Brief :: Gather up the lines that contain "Forecast".

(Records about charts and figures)
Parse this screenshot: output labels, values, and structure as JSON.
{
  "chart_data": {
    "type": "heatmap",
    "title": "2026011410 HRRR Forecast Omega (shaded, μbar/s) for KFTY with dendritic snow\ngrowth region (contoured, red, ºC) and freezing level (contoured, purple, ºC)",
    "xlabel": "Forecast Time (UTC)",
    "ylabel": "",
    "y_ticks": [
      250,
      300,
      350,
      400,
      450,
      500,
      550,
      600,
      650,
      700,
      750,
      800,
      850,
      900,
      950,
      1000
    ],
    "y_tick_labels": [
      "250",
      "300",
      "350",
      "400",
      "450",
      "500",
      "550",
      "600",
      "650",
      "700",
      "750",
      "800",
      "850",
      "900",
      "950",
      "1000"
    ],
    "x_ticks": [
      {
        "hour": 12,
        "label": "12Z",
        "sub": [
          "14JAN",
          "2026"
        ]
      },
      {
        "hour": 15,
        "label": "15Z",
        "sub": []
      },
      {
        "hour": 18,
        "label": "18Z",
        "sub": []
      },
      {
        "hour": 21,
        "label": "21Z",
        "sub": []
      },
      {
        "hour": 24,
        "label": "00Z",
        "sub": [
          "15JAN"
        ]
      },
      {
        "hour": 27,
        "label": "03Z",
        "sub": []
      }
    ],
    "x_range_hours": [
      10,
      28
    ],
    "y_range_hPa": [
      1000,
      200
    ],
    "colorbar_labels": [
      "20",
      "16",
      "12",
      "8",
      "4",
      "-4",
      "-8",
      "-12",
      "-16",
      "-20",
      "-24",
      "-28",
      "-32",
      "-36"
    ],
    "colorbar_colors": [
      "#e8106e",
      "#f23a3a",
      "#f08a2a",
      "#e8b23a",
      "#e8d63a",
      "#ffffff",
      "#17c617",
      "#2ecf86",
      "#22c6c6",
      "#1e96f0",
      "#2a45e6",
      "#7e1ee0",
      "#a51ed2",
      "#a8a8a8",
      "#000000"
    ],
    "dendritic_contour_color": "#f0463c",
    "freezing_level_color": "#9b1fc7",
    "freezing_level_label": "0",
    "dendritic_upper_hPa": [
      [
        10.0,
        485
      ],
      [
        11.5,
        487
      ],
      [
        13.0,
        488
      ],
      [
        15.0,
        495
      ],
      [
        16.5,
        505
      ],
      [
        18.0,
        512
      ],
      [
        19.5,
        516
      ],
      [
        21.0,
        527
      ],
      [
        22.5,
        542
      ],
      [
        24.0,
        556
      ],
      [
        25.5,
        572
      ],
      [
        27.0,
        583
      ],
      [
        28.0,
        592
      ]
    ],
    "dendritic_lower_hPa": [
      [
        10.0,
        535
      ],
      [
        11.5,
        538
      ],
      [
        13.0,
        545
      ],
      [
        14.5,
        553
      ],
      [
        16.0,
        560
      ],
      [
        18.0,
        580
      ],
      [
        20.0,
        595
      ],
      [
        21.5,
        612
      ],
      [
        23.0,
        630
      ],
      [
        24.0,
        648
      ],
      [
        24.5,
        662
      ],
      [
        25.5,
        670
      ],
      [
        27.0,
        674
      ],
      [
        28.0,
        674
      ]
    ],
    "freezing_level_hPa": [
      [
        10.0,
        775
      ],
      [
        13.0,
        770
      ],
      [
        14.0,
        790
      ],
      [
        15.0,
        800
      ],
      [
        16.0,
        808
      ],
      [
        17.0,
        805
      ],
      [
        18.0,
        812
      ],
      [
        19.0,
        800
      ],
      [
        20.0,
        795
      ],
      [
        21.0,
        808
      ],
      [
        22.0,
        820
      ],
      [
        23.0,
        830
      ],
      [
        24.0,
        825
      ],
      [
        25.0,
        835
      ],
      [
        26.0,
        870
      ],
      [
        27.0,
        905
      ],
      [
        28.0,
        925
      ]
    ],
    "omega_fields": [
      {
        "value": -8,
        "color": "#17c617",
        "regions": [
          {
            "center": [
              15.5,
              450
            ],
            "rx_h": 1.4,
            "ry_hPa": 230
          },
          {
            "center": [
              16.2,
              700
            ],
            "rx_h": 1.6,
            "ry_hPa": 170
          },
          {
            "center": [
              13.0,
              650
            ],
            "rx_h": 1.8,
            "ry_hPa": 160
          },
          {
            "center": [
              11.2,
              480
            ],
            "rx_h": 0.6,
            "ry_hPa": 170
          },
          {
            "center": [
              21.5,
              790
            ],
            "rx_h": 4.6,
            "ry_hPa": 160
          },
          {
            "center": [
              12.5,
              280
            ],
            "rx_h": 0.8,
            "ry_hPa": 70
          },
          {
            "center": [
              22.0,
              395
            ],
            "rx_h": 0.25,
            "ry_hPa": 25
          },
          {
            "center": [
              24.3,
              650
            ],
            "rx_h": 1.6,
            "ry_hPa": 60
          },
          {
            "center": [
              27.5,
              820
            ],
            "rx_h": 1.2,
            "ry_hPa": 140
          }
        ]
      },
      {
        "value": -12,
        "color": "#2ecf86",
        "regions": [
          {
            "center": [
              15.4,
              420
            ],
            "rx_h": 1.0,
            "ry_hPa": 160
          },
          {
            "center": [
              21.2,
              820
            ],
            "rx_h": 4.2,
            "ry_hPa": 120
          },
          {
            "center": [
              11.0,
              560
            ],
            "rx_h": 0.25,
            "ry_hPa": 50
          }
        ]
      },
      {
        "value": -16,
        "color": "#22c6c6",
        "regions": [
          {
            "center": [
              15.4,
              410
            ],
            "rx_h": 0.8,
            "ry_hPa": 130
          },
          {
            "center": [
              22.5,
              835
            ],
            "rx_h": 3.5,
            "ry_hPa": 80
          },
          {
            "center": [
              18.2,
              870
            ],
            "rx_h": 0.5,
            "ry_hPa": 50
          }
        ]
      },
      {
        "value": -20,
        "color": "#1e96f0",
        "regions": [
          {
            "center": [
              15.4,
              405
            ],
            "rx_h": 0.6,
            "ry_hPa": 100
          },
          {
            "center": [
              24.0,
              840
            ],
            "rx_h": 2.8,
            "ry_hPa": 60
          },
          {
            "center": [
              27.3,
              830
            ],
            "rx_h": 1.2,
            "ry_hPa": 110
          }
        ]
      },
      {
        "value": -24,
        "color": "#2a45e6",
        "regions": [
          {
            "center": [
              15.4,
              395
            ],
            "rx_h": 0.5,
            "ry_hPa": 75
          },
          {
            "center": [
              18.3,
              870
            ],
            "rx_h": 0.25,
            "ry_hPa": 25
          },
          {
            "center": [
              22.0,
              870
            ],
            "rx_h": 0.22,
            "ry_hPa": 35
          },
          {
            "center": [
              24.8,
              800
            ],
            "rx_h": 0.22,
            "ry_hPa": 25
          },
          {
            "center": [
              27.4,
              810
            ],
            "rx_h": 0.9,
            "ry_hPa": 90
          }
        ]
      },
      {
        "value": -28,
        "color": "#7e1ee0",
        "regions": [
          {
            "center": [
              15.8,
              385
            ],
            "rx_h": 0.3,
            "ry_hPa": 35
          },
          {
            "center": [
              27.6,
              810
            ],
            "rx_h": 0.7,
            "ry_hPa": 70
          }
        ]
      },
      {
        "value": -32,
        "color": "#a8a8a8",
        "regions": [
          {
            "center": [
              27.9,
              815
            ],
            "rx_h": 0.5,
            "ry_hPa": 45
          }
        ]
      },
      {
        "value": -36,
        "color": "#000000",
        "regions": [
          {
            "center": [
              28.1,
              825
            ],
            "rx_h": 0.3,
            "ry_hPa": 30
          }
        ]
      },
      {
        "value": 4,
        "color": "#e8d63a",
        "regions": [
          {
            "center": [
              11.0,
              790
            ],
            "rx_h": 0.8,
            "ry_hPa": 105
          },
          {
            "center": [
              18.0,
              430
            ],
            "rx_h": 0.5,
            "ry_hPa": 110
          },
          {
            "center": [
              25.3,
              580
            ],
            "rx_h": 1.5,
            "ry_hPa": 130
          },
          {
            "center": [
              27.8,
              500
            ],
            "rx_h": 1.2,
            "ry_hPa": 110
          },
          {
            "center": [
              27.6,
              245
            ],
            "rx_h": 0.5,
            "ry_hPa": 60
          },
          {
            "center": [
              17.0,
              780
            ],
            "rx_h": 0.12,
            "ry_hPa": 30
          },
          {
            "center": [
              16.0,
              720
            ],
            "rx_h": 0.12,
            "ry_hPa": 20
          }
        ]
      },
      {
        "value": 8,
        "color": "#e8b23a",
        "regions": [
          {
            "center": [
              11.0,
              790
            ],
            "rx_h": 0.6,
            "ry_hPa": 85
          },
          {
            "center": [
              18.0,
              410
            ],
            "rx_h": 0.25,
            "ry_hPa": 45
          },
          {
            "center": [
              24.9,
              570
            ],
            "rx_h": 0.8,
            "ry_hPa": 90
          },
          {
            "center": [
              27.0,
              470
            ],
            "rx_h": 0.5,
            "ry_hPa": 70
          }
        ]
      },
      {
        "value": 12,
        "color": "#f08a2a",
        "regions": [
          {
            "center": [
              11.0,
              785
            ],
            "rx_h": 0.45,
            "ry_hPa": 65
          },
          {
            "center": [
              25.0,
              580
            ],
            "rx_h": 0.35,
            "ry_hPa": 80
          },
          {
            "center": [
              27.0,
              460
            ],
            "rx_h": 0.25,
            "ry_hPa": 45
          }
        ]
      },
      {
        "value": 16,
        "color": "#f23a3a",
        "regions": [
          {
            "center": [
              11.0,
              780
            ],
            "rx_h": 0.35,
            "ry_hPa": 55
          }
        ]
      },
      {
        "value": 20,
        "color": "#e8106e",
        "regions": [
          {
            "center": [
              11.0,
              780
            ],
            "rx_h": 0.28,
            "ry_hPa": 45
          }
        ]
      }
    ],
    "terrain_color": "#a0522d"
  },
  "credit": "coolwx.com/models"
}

Solution below ::
    "title": "2026011410 HRRR Forecast Omega (shaded, μbar/s) for KFTY with dendritic snow\ngrowth region (contoured, red, ºC) and freezing level (contoured, purple, ºC)",
    "xlabel": "Forecast Time (UTC)",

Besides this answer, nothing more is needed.